● SELECTED EXTRACT
· · · · · · ·
✦ STARSEEK
Company13 min read2026-03-02

25 Ideas Shaping Our Editorial Roadmap

We spend a lot of time writing things down that never get published. Questions we keep coming back to. Arguments we want to stress-test. Ideas that feel important but not yet fully formed. After a while, those drafts pile up and you realize they're telling you something about what the company actually thinks.

This post is an attempt to make that thinking visible. Below are 25 ideas that are actively shaping our editorial roadmap -- the questions we want to answer in public, the arguments we want to make, and the conversations we want to start. Not all of them are settled positions. Some are things we're still working out. That's kind of the point.

We've grouped them into five themes that reflect where our head is these days.


On Discovery

The word "discovery" gets used loosely in e-commerce. Most of what passes for discovery is really just search with a better UI. These posts are about what genuine discovery actually requires -- and why building for it is so much harder than building a better search bar.

1. The Map Is Not the Catalog Angle: Product catalogs are built around what exists; discovery is built around what a person needs. These are two completely different information architectures, and conflating them is why most recommendation engines feel hollow. Target audience: Ecommerce product managers and engineers Why it matters for Starseek: Positions us as people who have actually thought through the structural problem, not just applied AI to the existing model

2. Why "Customers Also Bought" Is the Laziest Sentence in Retail Angle: Collaborative filtering is a useful tool that became an excuse to avoid understanding shoppers as individuals. There's a specific moment in the early 2000s when the industry decided correlation was the same thing as understanding, and we've been living with the consequences since. Target audience: Anyone frustrated with recommendation systems that feel random Why it matters for Starseek: Establishes what we're reacting against and why our approach is different

3. The Vocabulary Problem: Why Shoppers and Products Don't Speak the Same Language Angle: A shopper says "cozy but not frumpy." A product catalog says "relaxed-fit ribbed-knit crew-neck pullover." Bridging that gap is a linguistics problem as much as a machine learning one, and the industry underestimates how hard it is. Target audience: ML engineers, NLP researchers, ecommerce operators Why it matters for Starseek: Demonstrates technical depth and frames our NLP work as solving a real linguistic challenge

4. What a Great Salesperson Knows That a Search Engine Doesn't Angle: A trained salesperson uses body language, hesitation, and follow-up questions to understand what a customer actually wants. AI assistants can replicate some of this but not all of it. This post maps exactly what gets lost in translation and what can be recovered. Target audience: Retailers, brand builders, anyone thinking about the future of sales Why it matters for Starseek: Grounds our product philosophy in a human analogy that resonates emotionally

5. The Paradox of Infinite Choice: More Products, Less Discovery Angle: As the number of available products has grown exponentially, the quality of product discovery has actually declined for most shoppers. This is counterintuitive and worth explaining carefully. Abundance doesn't help you if you can't navigate it. Target audience: General business audience, ecommerce founders Why it matters for Starseek: Frames our market as a crisis of abundance, not a solved problem


On Trust

Trust is infrastructure. Every good interaction in e-commerce -- a recommendation you act on, a review you believe, a brand you return to -- is built on top of some form of trust that had to be established first. These posts are about what trust actually requires and where the current ecosystem has let it erode.
· · · · · · ·
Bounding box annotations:

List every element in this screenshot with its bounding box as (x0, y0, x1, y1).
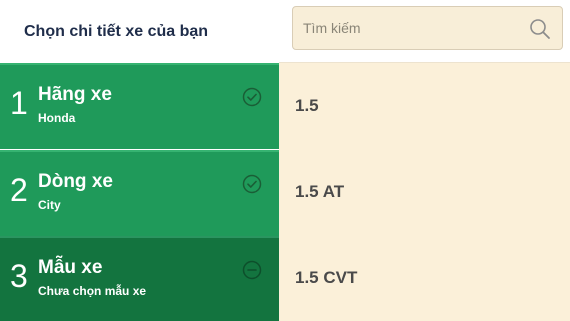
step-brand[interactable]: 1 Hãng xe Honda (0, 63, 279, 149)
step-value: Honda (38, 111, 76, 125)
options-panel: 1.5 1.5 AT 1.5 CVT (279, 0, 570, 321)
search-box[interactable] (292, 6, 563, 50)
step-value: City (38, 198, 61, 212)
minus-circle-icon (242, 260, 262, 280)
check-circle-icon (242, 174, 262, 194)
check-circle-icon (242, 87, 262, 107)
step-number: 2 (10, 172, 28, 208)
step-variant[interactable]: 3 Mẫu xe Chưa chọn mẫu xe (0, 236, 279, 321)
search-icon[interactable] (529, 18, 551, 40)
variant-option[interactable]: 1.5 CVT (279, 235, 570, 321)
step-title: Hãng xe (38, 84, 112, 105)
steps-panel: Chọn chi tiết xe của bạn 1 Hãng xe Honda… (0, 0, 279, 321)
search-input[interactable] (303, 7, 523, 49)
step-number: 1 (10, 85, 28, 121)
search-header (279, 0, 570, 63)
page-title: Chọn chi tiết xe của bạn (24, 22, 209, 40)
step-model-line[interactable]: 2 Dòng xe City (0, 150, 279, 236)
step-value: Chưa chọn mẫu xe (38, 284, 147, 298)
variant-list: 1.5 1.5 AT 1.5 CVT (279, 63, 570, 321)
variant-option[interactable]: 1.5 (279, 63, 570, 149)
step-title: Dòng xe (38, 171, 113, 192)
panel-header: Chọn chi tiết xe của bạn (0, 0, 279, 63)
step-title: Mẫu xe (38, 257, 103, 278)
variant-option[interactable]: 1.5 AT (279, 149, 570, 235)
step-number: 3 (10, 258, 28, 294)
· · · · · · ·
● OBJECTIVE
Copy the editorial roadmap post word for word, starting at "We spend a lot" and stopping after "company actually thinks.". The listing is separate material that has nothing to do with the editorial roadmap post.

● RESULT
We spend a lot of time writing things down that never get published. Questions we keep coming back to. Arguments we want to stress-test. Ideas that feel important but not yet fully formed. After a while, those drafts pile up and you realize they're telling you something about what the company actually thinks.